◆ Short problem 1
According to the source extract, why are residuals multiplied by a constant between 0 and 1 before being added to the main path?

◆ Source extract
## Begin
In addition to the improved architecture, we also exploit several techniques to facilitate training a very deep network: 1) residual scaling [21,20], i.e., scaling down the residuals by multiplying a constant between 0 and 1 before adding them to the main path to prevent instability; 2) smaller initialization, as we empirically find residual architecture is easier to train when the initial parameter variance becomes smaller. More discussion can be found in the supplementary material.

The training details and the effectiveness of the proposed network will be presented in Sec. 4.

3.2 Relativistic Discriminator

Besides the improved structure of generator, we also enhance the discriminator based on the Relativistic GAN [2]. Different from the standard discriminator $D$
in SRGAN, which estimates the probability that one input image $x$ is real and natural, a relativistic discriminator tries to predict the probability that a real
image $x_r$ is relatively more realistic than a fake one $x_f$ , as shown in Fig. 5.

Fig. 5: Difference between standard discriminator and relativistic discriminator.
## End
◆ Given data
## Begin
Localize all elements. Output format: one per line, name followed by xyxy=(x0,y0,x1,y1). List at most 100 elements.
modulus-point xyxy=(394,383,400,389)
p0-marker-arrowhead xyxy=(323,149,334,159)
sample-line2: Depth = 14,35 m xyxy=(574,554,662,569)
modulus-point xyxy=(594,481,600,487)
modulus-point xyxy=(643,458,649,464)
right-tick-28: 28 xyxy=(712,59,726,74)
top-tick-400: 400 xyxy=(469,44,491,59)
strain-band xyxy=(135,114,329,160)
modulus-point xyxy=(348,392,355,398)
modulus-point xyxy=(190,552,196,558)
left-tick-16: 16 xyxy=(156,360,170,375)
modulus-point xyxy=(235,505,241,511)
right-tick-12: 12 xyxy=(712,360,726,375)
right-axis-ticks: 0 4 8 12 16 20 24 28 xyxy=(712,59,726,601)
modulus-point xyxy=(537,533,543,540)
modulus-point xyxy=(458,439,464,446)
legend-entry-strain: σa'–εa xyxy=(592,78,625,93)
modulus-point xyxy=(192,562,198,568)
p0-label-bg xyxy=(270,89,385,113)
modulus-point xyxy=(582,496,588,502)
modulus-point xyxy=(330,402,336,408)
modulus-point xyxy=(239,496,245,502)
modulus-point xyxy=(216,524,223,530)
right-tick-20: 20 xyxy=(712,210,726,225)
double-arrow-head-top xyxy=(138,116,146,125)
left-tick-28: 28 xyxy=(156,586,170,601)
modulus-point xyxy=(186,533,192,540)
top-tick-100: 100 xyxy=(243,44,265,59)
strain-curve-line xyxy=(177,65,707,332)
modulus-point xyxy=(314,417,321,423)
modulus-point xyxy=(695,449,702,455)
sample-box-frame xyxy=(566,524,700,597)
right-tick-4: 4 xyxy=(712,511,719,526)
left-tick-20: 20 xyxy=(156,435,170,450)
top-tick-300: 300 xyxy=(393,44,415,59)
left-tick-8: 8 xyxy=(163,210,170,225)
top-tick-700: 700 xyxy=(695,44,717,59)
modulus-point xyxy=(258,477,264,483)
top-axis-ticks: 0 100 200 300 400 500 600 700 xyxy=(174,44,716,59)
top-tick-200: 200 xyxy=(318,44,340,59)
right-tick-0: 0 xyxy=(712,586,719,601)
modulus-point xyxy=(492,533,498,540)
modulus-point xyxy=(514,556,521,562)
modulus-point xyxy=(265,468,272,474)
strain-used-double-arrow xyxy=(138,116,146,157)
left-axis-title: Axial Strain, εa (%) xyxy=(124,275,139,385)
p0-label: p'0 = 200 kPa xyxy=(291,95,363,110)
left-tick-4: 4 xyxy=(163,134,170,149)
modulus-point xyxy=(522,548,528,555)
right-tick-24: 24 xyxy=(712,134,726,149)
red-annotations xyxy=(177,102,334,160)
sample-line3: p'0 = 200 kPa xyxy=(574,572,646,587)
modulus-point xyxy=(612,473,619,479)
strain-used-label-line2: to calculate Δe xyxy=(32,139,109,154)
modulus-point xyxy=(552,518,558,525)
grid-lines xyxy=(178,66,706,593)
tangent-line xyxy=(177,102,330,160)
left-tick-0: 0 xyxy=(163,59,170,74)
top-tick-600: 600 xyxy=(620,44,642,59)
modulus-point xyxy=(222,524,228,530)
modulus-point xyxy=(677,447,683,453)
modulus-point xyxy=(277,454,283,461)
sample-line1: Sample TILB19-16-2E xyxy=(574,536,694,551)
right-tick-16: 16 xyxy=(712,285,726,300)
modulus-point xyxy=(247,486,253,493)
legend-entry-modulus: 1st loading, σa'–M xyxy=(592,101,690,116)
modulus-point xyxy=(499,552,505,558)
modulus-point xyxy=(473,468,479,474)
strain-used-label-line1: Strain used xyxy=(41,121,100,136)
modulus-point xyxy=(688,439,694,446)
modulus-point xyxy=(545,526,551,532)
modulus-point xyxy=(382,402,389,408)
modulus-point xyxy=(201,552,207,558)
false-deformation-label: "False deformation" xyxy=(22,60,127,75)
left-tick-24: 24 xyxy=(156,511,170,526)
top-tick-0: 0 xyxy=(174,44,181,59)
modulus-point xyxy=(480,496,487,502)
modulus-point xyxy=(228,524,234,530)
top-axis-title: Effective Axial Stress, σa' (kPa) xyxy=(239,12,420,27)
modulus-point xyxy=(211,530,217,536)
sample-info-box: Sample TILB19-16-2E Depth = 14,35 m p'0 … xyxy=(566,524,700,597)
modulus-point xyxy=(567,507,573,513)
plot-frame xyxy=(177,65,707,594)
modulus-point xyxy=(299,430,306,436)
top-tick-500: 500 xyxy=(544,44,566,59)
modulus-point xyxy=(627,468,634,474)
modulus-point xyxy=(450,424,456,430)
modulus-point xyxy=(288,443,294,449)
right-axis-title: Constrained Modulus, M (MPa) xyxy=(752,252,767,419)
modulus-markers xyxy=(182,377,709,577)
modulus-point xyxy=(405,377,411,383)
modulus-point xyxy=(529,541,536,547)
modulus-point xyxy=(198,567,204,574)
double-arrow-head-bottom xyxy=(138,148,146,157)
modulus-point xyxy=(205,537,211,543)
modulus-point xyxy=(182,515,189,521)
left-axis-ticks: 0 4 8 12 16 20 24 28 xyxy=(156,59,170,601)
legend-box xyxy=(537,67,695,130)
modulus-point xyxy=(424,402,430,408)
## End
## Begin
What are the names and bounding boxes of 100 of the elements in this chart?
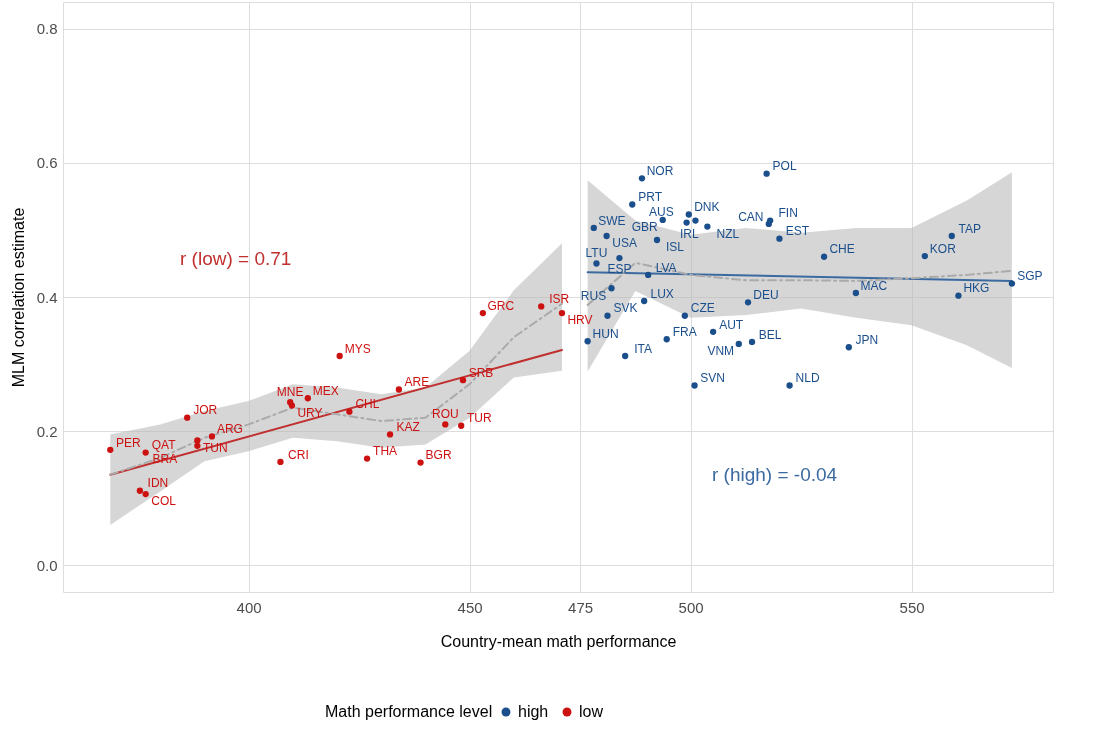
## End
◆ Short problem 2
Render everything in the entries from the line containing "Localize all elements." down to the line containing "modulus-point xyxy=(643,458,649,464)", both included, as a JSON list of strings with one string per line and blank lines omitted.

◆ Final result 1
The residuals are scaled down this way to prevent instability when training a very deep network.

◆ Final result 2
[
  "Localize all elements. Output format: one per line, name followed by xyxy=(x0,y0,x1,y1). List at most 100 elements.",
  "modulus-point xyxy=(394,383,400,389)",
  "p0-marker-arrowhead xyxy=(323,149,334,159)",
  "sample-line2: Depth = 14,35 m xyxy=(574,554,662,569)",
  "modulus-point xyxy=(594,481,600,487)",
  "modulus-point xyxy=(643,458,649,464)"
]